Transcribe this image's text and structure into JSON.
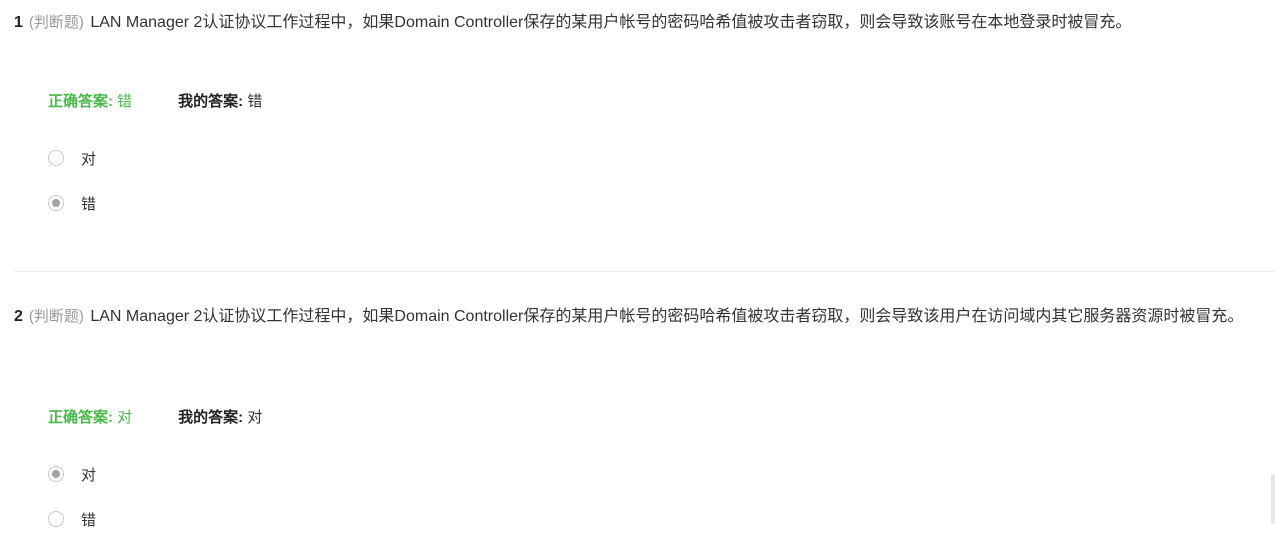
{
  "questions": [
    {
      "number": "1",
      "type_label": "(判断题)",
      "text": "LAN Manager 2认证协议工作过程中，如果Domain Controller保存的某用户帐号的密码哈希值被攻击者窃取，则会导致该账号在本地登录时被冒充。",
      "correct_answer_label": "正确答案:",
      "correct_answer_value": "错",
      "my_answer_label": "我的答案:",
      "my_answer_value": "错",
      "options": [
        {
          "label": "对",
          "selected": false
        },
        {
          "label": "错",
          "selected": true
        }
      ]
    },
    {
      "number": "2",
      "type_label": "(判断题)",
      "text": "LAN Manager 2认证协议工作过程中，如果Domain Controller保存的某用户帐号的密码哈希值被攻击者窃取，则会导致该用户在访问域内其它服务器资源时被冒充。",
      "correct_answer_label": "正确答案:",
      "correct_answer_value": "对",
      "my_answer_label": "我的答案:",
      "my_answer_value": "对",
      "options": [
        {
          "label": "对",
          "selected": true
        },
        {
          "label": "错",
          "selected": false
        }
      ]
    }
  ],
  "colors": {
    "correct_green": "#4cb84c",
    "type_gray": "#9a9a9a",
    "text": "#333333",
    "radio_dot": "#a3a3a3",
    "divider": "#eeeeee"
  }
}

# # #

Exercise directions
Transcribe all the records above word for word, without their images.

Finished task
Transcribe this image's text and structure into JSON.
{
  "questions": [
    {
      "number": "1",
      "type_label": "(判断题)",
      "text": "LAN Manager 2认证协议工作过程中，如果Domain Controller保存的某用户帐号的密码哈希值被攻击者窃取，则会导致该账号在本地登录时被冒充。",
      "correct_answer_label": "正确答案:",
      "correct_answer_value": "错",
      "my_answer_label": "我的答案:",
      "my_answer_value": "错",
      "options": [
        {
          "label": "对",
          "selected": false
        },
        {
          "label": "错",
          "selected": true
        }
      ]
    },
    {
      "number": "2",
      "type_label": "(判断题)",
      "text": "LAN Manager 2认证协议工作过程中，如果Domain Controller保存的某用户帐号的密码哈希值被攻击者窃取，则会导致该用户在访问域内其它服务器资源时被冒充。",
      "correct_answer_label": "正确答案:",
      "correct_answer_value": "对",
      "my_answer_label": "我的答案:",
      "my_answer_value": "对",
      "options": [
        {
          "label": "对",
          "selected": true
        },
        {
          "label": "错",
          "selected": false
        }
      ]
    }
  ],
  "colors": {
    "correct_green": "#4cb84c",
    "type_gray": "#9a9a9a",
    "text": "#333333",
    "radio_dot": "#a3a3a3",
    "divider": "#eeeeee"
  }
}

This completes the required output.